→ Material for the task:

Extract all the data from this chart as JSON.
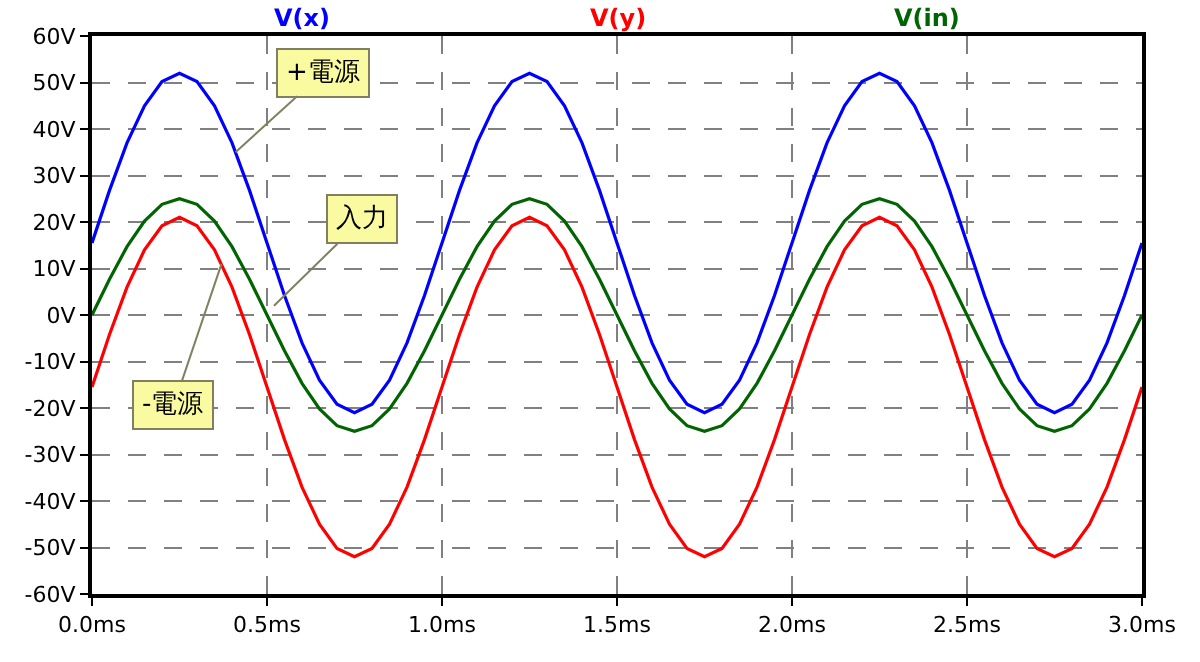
{
  "chart_data": {
    "type": "line",
    "x": [
      0,
      0.05,
      0.1,
      0.15,
      0.2,
      0.25,
      0.3,
      0.35,
      0.4,
      0.45,
      0.5,
      0.55,
      0.6,
      0.65,
      0.7,
      0.75,
      0.8,
      0.85,
      0.9,
      0.95,
      1.0,
      1.05,
      1.1,
      1.15,
      1.2,
      1.25,
      1.3,
      1.35,
      1.4,
      1.45,
      1.5,
      1.55,
      1.6,
      1.65,
      1.7,
      1.75,
      1.8,
      1.85,
      1.9,
      1.95,
      2.0,
      2.05,
      2.1,
      2.15,
      2.2,
      2.25,
      2.3,
      2.35,
      2.4,
      2.45,
      2.5,
      2.55,
      2.6,
      2.65,
      2.7,
      2.75,
      2.8,
      2.85,
      2.9,
      2.95,
      3.0
    ],
    "series": [
      {
        "name": "V(x)",
        "color": "#0000ff",
        "values": [
          15.5,
          26.8,
          37.0,
          45.0,
          50.2,
          52,
          50.2,
          45.0,
          37.0,
          26.8,
          15.5,
          4.2,
          -6.0,
          -14.0,
          -19.2,
          -21,
          -19.2,
          -14.0,
          -6.0,
          4.2,
          15.5,
          26.8,
          37.0,
          45.0,
          50.2,
          52,
          50.2,
          45.0,
          37.0,
          26.8,
          15.5,
          4.2,
          -6.0,
          -14.0,
          -19.2,
          -21,
          -19.2,
          -14.0,
          -6.0,
          4.2,
          15.5,
          26.8,
          37.0,
          45.0,
          50.2,
          52,
          50.2,
          45.0,
          37.0,
          26.8,
          15.5,
          4.2,
          -6.0,
          -14.0,
          -19.2,
          -21,
          -19.2,
          -14.0,
          -6.0,
          4.2,
          15.5
        ]
      },
      {
        "name": "V(y)",
        "color": "#ff0000",
        "values": [
          -15.5,
          -4.2,
          6.0,
          14.0,
          19.2,
          21,
          19.2,
          14.0,
          6.0,
          -4.2,
          -15.5,
          -26.8,
          -37.0,
          -45.0,
          -50.2,
          -52,
          -50.2,
          -45.0,
          -37.0,
          -26.8,
          -15.5,
          -4.2,
          6.0,
          14.0,
          19.2,
          21,
          19.2,
          14.0,
          6.0,
          -4.2,
          -15.5,
          -26.8,
          -37.0,
          -45.0,
          -50.2,
          -52,
          -50.2,
          -45.0,
          -37.0,
          -26.8,
          -15.5,
          -4.2,
          6.0,
          14.0,
          19.2,
          21,
          19.2,
          14.0,
          6.0,
          -4.2,
          -15.5,
          -26.8,
          -37.0,
          -45.0,
          -50.2,
          -52,
          -50.2,
          -45.0,
          -37.0,
          -26.8,
          -15.5
        ]
      },
      {
        "name": "V(in)",
        "color": "#006400",
        "values": [
          0,
          7.7,
          14.7,
          20.2,
          23.8,
          25,
          23.8,
          20.2,
          14.7,
          7.7,
          0,
          -7.7,
          -14.7,
          -20.2,
          -23.8,
          -25,
          -23.8,
          -20.2,
          -14.7,
          -7.7,
          0,
          7.7,
          14.7,
          20.2,
          23.8,
          25,
          23.8,
          20.2,
          14.7,
          7.7,
          0,
          -7.7,
          -14.7,
          -20.2,
          -23.8,
          -25,
          -23.8,
          -20.2,
          -14.7,
          -7.7,
          0,
          7.7,
          14.7,
          20.2,
          23.8,
          25,
          23.8,
          20.2,
          14.7,
          7.7,
          0,
          -7.7,
          -14.7,
          -20.2,
          -23.8,
          -25,
          -23.8,
          -20.2,
          -14.7,
          -7.7,
          0
        ]
      }
    ],
    "xlim": [
      0,
      3
    ],
    "xticks": [
      {
        "value": 0,
        "label": "0.0ms"
      },
      {
        "value": 0.5,
        "label": "0.5ms"
      },
      {
        "value": 1,
        "label": "1.0ms"
      },
      {
        "value": 1.5,
        "label": "1.5ms"
      },
      {
        "value": 2,
        "label": "2.0ms"
      },
      {
        "value": 2.5,
        "label": "2.5ms"
      },
      {
        "value": 3,
        "label": "3.0ms"
      }
    ],
    "ylim": [
      -60,
      60
    ],
    "yticks": [
      {
        "value": -60,
        "label": "-60V"
      },
      {
        "value": -50,
        "label": "-50V"
      },
      {
        "value": -40,
        "label": "-40V"
      },
      {
        "value": -30,
        "label": "-30V"
      },
      {
        "value": -20,
        "label": "-20V"
      },
      {
        "value": -10,
        "label": "-10V"
      },
      {
        "value": 0,
        "label": "0V"
      },
      {
        "value": 10,
        "label": "10V"
      },
      {
        "value": 20,
        "label": "20V"
      },
      {
        "value": 30,
        "label": "30V"
      },
      {
        "value": 40,
        "label": "40V"
      },
      {
        "value": 50,
        "label": "50V"
      },
      {
        "value": 60,
        "label": "60V"
      }
    ],
    "annotations": [
      {
        "text": "+電源",
        "x": 0.41,
        "y": 35
      },
      {
        "text": "入力",
        "x": 0.52,
        "y": 2
      },
      {
        "text": "-電源",
        "x": 0.37,
        "y": 11
      }
    ],
    "grid": true,
    "legend": "top",
    "marker": "none",
    "line_style": "solid"
  }
}
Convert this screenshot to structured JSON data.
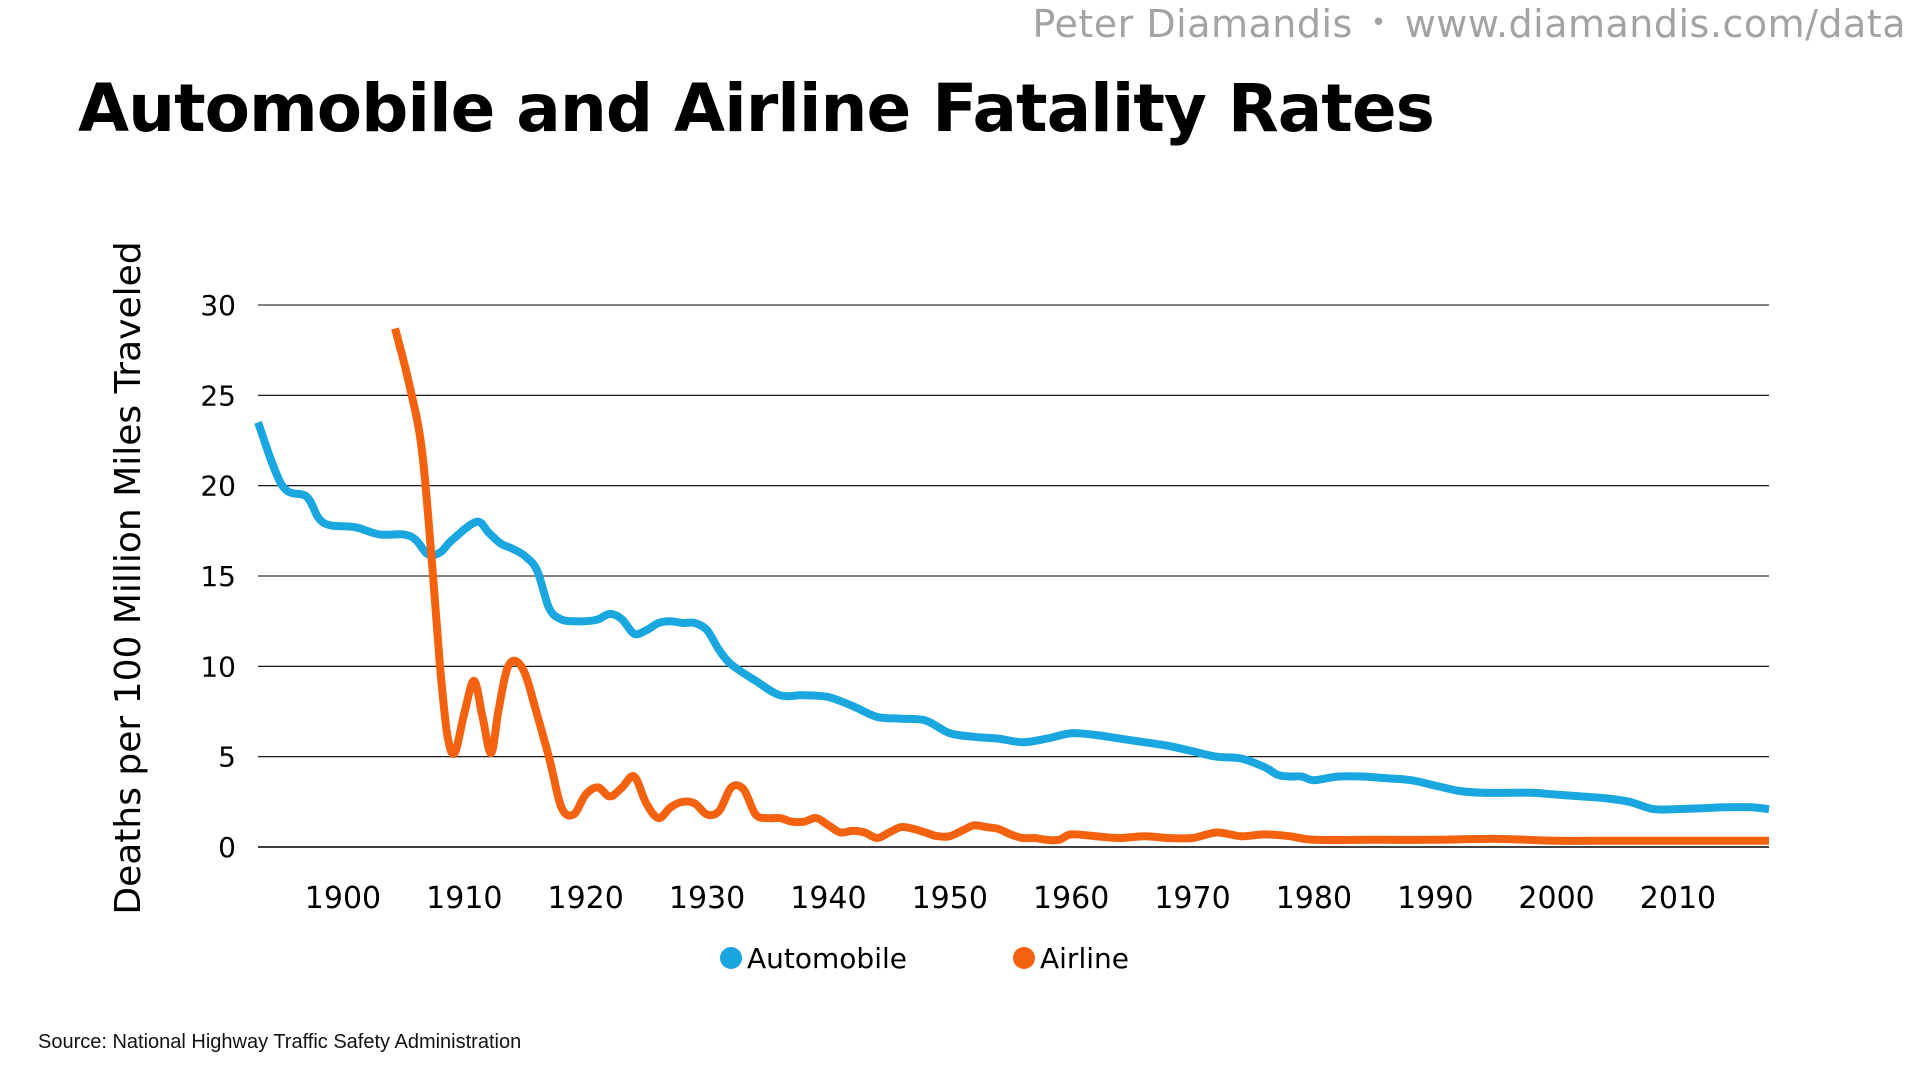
{
  "header": {
    "author": "Peter Diamandis",
    "separator": "•",
    "url": "www.diamandis.com/data"
  },
  "title": "Automobile and Airline Fatality Rates",
  "source": "Source: National Highway Traffic Safety Administration",
  "colors": {
    "automobile": "#1aa7e0",
    "airline": "#f4620f",
    "grid": "#000000"
  },
  "chart_data": {
    "type": "line",
    "title": "Automobile and Airline Fatality Rates",
    "xlabel": "",
    "ylabel": "Deaths per 100 Million Miles Traveled",
    "xlim": [
      1893,
      2017.5
    ],
    "ylim": [
      0,
      30
    ],
    "x_ticks": [
      1900,
      1910,
      1920,
      1930,
      1940,
      1950,
      1960,
      1970,
      1980,
      1990,
      2000,
      2010
    ],
    "y_ticks": [
      0,
      5,
      10,
      15,
      20,
      25,
      30
    ],
    "grid": true,
    "legend_position": "bottom-center",
    "series": [
      {
        "name": "Automobile",
        "color": "#1aa7e0",
        "x": [
          1893,
          1895,
          1897,
          1898,
          1899,
          1901,
          1903,
          1905,
          1906,
          1907,
          1908,
          1909,
          1911,
          1912,
          1913,
          1914,
          1915,
          1916,
          1917,
          1918,
          1919,
          1920,
          1921,
          1922,
          1923,
          1924,
          1925,
          1926,
          1927,
          1928,
          1929,
          1930,
          1931,
          1932,
          1934,
          1936,
          1938,
          1940,
          1942,
          1944,
          1946,
          1948,
          1950,
          1952,
          1954,
          1956,
          1958,
          1960,
          1962,
          1964,
          1966,
          1968,
          1970,
          1972,
          1974,
          1976,
          1977,
          1978,
          1979,
          1980,
          1982,
          1984,
          1986,
          1988,
          1990,
          1992,
          1994,
          1996,
          1998,
          2000,
          2002,
          2004,
          2006,
          2008,
          2010,
          2012,
          2014,
          2016,
          2017.5
        ],
        "values": [
          23.5,
          20,
          19.4,
          18.2,
          17.8,
          17.7,
          17.3,
          17.3,
          17.0,
          16.2,
          16.3,
          17.0,
          18.0,
          17.4,
          16.8,
          16.5,
          16.1,
          15.3,
          13.2,
          12.6,
          12.5,
          12.5,
          12.6,
          12.9,
          12.6,
          11.8,
          12.0,
          12.4,
          12.5,
          12.4,
          12.4,
          12.0,
          10.9,
          10.1,
          9.2,
          8.4,
          8.4,
          8.3,
          7.8,
          7.2,
          7.1,
          7.0,
          6.3,
          6.1,
          6.0,
          5.8,
          6.0,
          6.3,
          6.2,
          6.0,
          5.8,
          5.6,
          5.3,
          5.0,
          4.9,
          4.4,
          4.0,
          3.9,
          3.9,
          3.7,
          3.9,
          3.9,
          3.8,
          3.7,
          3.4,
          3.1,
          3.0,
          3.0,
          3.0,
          2.9,
          2.8,
          2.7,
          2.5,
          2.1,
          2.1,
          2.15,
          2.2,
          2.2,
          2.1
        ]
      },
      {
        "name": "Airline",
        "color": "#f4620f",
        "x": [
          1904.3,
          1905.5,
          1906.5,
          1907.3,
          1908,
          1908.6,
          1909.2,
          1910,
          1910.8,
          1911.5,
          1912.2,
          1912.8,
          1913.5,
          1914.2,
          1915,
          1915.8,
          1917,
          1918,
          1919,
          1920,
          1921,
          1922,
          1923,
          1924,
          1925,
          1926,
          1927,
          1928,
          1929,
          1930,
          1931,
          1932,
          1933,
          1934,
          1935,
          1936,
          1937,
          1938,
          1939,
          1940,
          1941,
          1942,
          1943,
          1944,
          1945,
          1946,
          1947,
          1948,
          1949,
          1950,
          1951,
          1952,
          1953,
          1954,
          1955,
          1956,
          1957,
          1958,
          1959,
          1960,
          1962,
          1964,
          1966,
          1968,
          1970,
          1972,
          1974,
          1976,
          1978,
          1980,
          1985,
          1990,
          1995,
          2000,
          2005,
          2010,
          2017.5
        ],
        "values": [
          28.7,
          25.5,
          22.0,
          16.0,
          10.0,
          6.2,
          5.2,
          7.4,
          9.2,
          7.2,
          5.2,
          7.5,
          9.8,
          10.3,
          9.6,
          7.8,
          4.9,
          2.2,
          1.8,
          2.9,
          3.3,
          2.8,
          3.3,
          3.9,
          2.4,
          1.6,
          2.2,
          2.5,
          2.4,
          1.8,
          2.0,
          3.3,
          3.2,
          1.8,
          1.6,
          1.6,
          1.4,
          1.4,
          1.6,
          1.2,
          0.8,
          0.9,
          0.8,
          0.5,
          0.8,
          1.1,
          1.0,
          0.8,
          0.6,
          0.6,
          0.9,
          1.2,
          1.1,
          1.0,
          0.7,
          0.5,
          0.5,
          0.4,
          0.4,
          0.7,
          0.6,
          0.5,
          0.6,
          0.5,
          0.5,
          0.8,
          0.6,
          0.7,
          0.6,
          0.4,
          0.4,
          0.4,
          0.45,
          0.35,
          0.35,
          0.35,
          0.35
        ]
      }
    ]
  }
}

→ Written problem: Whichever lines contain the string "this", select and copy them.

→ Solution:
Extract all the data from this chart as JSON.
Convert this screenshot to structured JSON data.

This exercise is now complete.